### What is needed:
Return each entry exactly, with none missing.

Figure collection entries
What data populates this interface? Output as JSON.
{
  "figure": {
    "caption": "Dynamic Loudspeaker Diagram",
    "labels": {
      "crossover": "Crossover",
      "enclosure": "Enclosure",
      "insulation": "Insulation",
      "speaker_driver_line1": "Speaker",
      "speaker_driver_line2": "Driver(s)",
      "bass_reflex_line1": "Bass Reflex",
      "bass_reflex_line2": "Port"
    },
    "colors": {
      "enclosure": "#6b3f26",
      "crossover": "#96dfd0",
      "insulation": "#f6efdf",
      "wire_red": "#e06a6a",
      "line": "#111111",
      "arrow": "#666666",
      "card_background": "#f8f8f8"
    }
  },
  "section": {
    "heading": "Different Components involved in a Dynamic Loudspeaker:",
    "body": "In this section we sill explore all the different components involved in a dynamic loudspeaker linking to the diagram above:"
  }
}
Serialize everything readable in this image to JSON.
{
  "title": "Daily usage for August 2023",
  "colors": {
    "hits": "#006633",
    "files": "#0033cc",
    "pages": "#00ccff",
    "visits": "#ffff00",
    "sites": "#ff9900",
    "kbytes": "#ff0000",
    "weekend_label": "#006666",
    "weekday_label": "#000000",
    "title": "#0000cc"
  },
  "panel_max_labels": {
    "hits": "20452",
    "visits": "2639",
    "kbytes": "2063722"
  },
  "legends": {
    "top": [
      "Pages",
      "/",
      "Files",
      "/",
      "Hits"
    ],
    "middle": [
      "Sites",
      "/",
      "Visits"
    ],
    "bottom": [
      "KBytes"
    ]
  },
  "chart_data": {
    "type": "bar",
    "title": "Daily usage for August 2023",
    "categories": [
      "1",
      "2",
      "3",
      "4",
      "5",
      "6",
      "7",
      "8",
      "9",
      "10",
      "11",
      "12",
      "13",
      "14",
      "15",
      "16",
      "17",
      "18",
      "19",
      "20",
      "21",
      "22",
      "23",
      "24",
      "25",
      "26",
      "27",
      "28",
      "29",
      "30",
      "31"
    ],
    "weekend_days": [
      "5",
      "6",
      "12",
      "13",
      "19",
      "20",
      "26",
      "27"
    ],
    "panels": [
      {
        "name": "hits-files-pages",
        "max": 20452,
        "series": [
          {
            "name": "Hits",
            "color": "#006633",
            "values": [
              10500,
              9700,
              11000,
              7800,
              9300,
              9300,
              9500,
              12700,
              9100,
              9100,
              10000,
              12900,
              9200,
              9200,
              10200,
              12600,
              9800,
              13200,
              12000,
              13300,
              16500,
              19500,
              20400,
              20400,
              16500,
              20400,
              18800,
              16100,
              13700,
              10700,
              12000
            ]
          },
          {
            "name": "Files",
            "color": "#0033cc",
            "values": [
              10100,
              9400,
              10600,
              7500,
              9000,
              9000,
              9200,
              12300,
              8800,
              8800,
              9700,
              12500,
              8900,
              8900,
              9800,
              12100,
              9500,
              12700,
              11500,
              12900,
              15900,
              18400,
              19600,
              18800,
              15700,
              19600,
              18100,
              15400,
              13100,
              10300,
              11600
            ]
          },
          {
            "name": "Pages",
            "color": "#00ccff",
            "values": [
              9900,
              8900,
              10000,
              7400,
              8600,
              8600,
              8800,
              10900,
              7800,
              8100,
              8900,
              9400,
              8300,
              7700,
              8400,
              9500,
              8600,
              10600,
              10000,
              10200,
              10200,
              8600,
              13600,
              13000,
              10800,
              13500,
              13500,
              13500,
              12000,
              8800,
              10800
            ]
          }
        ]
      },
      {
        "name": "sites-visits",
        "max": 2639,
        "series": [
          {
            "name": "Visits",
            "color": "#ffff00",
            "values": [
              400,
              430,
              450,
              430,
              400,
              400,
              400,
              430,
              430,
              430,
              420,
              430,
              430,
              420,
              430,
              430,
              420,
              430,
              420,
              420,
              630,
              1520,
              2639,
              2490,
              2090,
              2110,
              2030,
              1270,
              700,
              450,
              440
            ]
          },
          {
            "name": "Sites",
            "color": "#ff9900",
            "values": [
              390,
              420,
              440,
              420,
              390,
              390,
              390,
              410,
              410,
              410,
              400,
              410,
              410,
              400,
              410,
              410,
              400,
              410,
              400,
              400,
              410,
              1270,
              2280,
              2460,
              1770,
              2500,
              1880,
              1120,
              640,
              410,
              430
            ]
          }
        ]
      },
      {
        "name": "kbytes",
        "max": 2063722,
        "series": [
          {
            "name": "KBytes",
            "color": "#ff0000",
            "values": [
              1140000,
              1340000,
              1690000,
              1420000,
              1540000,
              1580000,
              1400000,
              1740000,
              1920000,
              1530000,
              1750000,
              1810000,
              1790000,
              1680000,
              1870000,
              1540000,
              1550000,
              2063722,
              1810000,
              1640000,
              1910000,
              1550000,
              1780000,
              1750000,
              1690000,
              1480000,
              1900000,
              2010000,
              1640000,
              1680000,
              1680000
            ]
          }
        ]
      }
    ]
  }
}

### Solution to this task:
What data populates this interface? Output as JSON.
{
  "figure": {
    "caption": "Dynamic Loudspeaker Diagram",
    "labels": {
      "crossover": "Crossover",
      "enclosure": "Enclosure",
      "insulation": "Insulation",
      "speaker_driver_line1": "Speaker",
      "speaker_driver_line2": "Driver(s)",
      "bass_reflex_line1": "Bass Reflex",
      "bass_reflex_line2": "Port"
    },
    "colors": {
      "enclosure": "#6b3f26",
      "crossover": "#96dfd0",
      "insulation": "#f6efdf",
      "wire_red": "#e06a6a",
      "line": "#111111",
      "arrow": "#666666",
      "card_background": "#f8f8f8"
    }
  },
  "section": {
    "heading": "Different Components involved in a Dynamic Loudspeaker:",
    "body": "In this section we sill explore all the different components involved in a dynamic loudspeaker linking to the diagram above:"
  }
}
Serialize everything readable in this image to JSON.
{
  "title": "Daily usage for August 2023",
  "colors": {
    "hits": "#006633",
    "files": "#0033cc",
    "pages": "#00ccff",
    "visits": "#ffff00",
    "sites": "#ff9900",
    "kbytes": "#ff0000",
    "weekend_label": "#006666",
    "weekday_label": "#000000",
    "title": "#0000cc"
  },
  "panel_max_labels": {
    "hits": "20452",
    "visits": "2639",
    "kbytes": "2063722"
  },
  "legends": {
    "top": [
      "Pages",
      "/",
      "Files",
      "/",
      "Hits"
    ],
    "middle": [
      "Sites",
      "/",
      "Visits"
    ],
    "bottom": [
      "KBytes"
    ]
  },
  "chart_data": {
    "type": "bar",
    "title": "Daily usage for August 2023",
    "categories": [
      "1",
      "2",
      "3",
      "4",
      "5",
      "6",
      "7",
      "8",
      "9",
      "10",
      "11",
      "12",
      "13",
      "14",
      "15",
      "16",
      "17",
      "18",
      "19",
      "20",
      "21",
      "22",
      "23",
      "24",
      "25",
      "26",
      "27",
      "28",
      "29",
      "30",
      "31"
    ],
    "weekend_days": [
      "5",
      "6",
      "12",
      "13",
      "19",
      "20",
      "26",
      "27"
    ],
    "panels": [
      {
        "name": "hits-files-pages",
        "max": 20452,
        "series": [
          {
            "name": "Hits",
            "color": "#006633",
            "values": [
              10500,
              9700,
              11000,
              7800,
              9300,
              9300,
              9500,
              12700,
              9100,
              9100,
              10000,
              12900,
              9200,
              9200,
              10200,
              12600,
              9800,
              13200,
              12000,
              13300,
              16500,
              19500,
              20400,
              20400,
              16500,
              20400,
              18800,
              16100,
              13700,
              10700,
              12000
            ]
          },
          {
            "name": "Files",
            "color": "#0033cc",
            "values": [
              10100,
              9400,
              10600,
              7500,
              9000,
              9000,
              9200,
              12300,
              8800,
              8800,
              9700,
              12500,
              8900,
              8900,
              9800,
              12100,
              9500,
              12700,
              11500,
              12900,
              15900,
              18400,
              19600,
              18800,
              15700,
              19600,
              18100,
              15400,
              13100,
              10300,
              11600
            ]
          },
          {
            "name": "Pages",
            "color": "#00ccff",
            "values": [
              9900,
              8900,
              10000,
              7400,
              8600,
              8600,
              8800,
              10900,
              7800,
              8100,
              8900,
              9400,
              8300,
              7700,
              8400,
              9500,
              8600,
              10600,
              10000,
              10200,
              10200,
              8600,
              13600,
              13000,
              10800,
              13500,
              13500,
              13500,
              12000,
              8800,
              10800
            ]
          }
        ]
      },
      {
        "name": "sites-visits",
        "max": 2639,
        "series": [
          {
            "name": "Visits",
            "color": "#ffff00",
            "values": [
              400,
              430,
              450,
              430,
              400,
              400,
              400,
              430,
              430,
              430,
              420,
              430,
              430,
              420,
              430,
              430,
              420,
              430,
              420,
              420,
              630,
              1520,
              2639,
              2490,
              2090,
              2110,
              2030,
              1270,
              700,
              450,
              440
            ]
          },
          {
            "name": "Sites",
            "color": "#ff9900",
            "values": [
              390,
              420,
              440,
              420,
              390,
              390,
              390,
              410,
              410,
              410,
              400,
              410,
              410,
              400,
              410,
              410,
              400,
              410,
              400,
              400,
              410,
              1270,
              2280,
              2460,
              1770,
              2500,
              1880,
              1120,
              640,
              410,
              430
            ]
          }
        ]
      },
      {
        "name": "kbytes",
        "max": 2063722,
        "series": [
          {
            "name": "KBytes",
            "color": "#ff0000",
            "values": [
              1140000,
              1340000,
              1690000,
              1420000,
              1540000,
              1580000,
              1400000,
              1740000,
              1920000,
              1530000,
              1750000,
              1810000,
              1790000,
              1680000,
              1870000,
              1540000,
              1550000,
              2063722,
              1810000,
              1640000,
              1910000,
              1550000,
              1780000,
              1750000,
              1690000,
              1480000,
              1900000,
              2010000,
              1640000,
              1680000,
              1680000
            ]
          }
        ]
      }
    ]
  }
}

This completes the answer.